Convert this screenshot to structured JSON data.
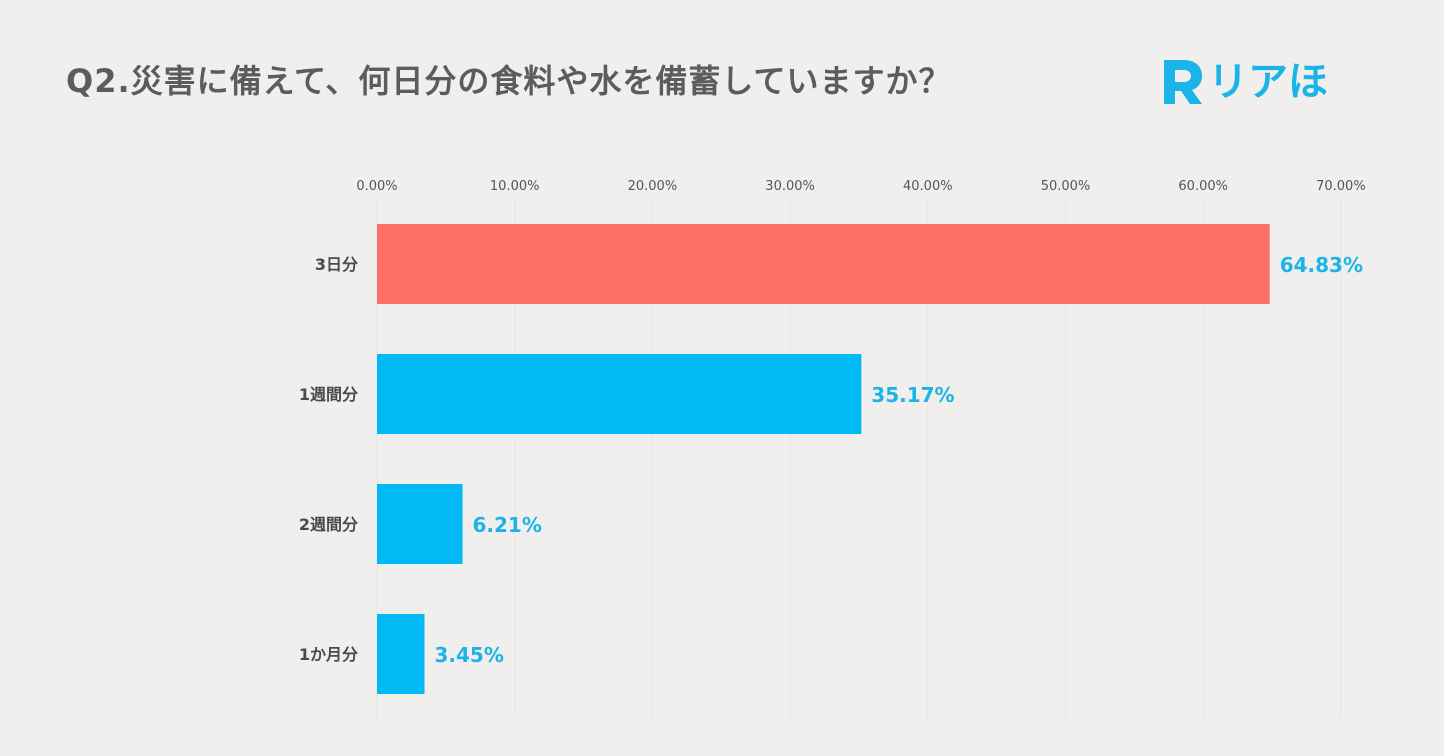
{
  "title": "Q2.災害に備えて、何日分の食料や水を備蓄していますか？",
  "logo": {
    "text": "リアほ",
    "color": "#1ab4e8"
  },
  "colors": {
    "highlight": "#ff7068",
    "default": "#00b9f5",
    "label": "#1ab4e8",
    "grid": "#e6e5e4",
    "tick": "#555555"
  },
  "chart_data": {
    "type": "bar",
    "orientation": "horizontal",
    "title": "Q2.災害に備えて、何日分の食料や水を備蓄していますか？",
    "categories": [
      "3日分",
      "1週間分",
      "2週間分",
      "1か月分"
    ],
    "values": [
      64.83,
      35.17,
      6.21,
      3.45
    ],
    "value_labels": [
      "64.83%",
      "35.17%",
      "6.21%",
      "3.45%"
    ],
    "highlight_index": 0,
    "xlim": [
      0,
      70
    ],
    "xticks": [
      "0.00%",
      "10.00%",
      "20.00%",
      "30.00%",
      "40.00%",
      "50.00%",
      "60.00%",
      "70.00%"
    ],
    "xaxis_position": "top",
    "grid": true,
    "legend": "none",
    "xlabel": "",
    "ylabel": ""
  }
}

#### [Challenge]
Write out the records above exactly as they appear, leaving out any pictures.

#### [Correct response]
Convert this screenshot to structured JSON data.
{
  "title": "Q2.災害に備えて、何日分の食料や水を備蓄していますか？",
  "logo": {
    "text": "リアほ",
    "color": "#1ab4e8"
  },
  "colors": {
    "highlight": "#ff7068",
    "default": "#00b9f5",
    "label": "#1ab4e8",
    "grid": "#e6e5e4",
    "tick": "#555555"
  },
  "chart_data": {
    "type": "bar",
    "orientation": "horizontal",
    "title": "Q2.災害に備えて、何日分の食料や水を備蓄していますか？",
    "categories": [
      "3日分",
      "1週間分",
      "2週間分",
      "1か月分"
    ],
    "values": [
      64.83,
      35.17,
      6.21,
      3.45
    ],
    "value_labels": [
      "64.83%",
      "35.17%",
      "6.21%",
      "3.45%"
    ],
    "highlight_index": 0,
    "xlim": [
      0,
      70
    ],
    "xticks": [
      "0.00%",
      "10.00%",
      "20.00%",
      "30.00%",
      "40.00%",
      "50.00%",
      "60.00%",
      "70.00%"
    ],
    "xaxis_position": "top",
    "grid": true,
    "legend": "none",
    "xlabel": "",
    "ylabel": ""
  }
}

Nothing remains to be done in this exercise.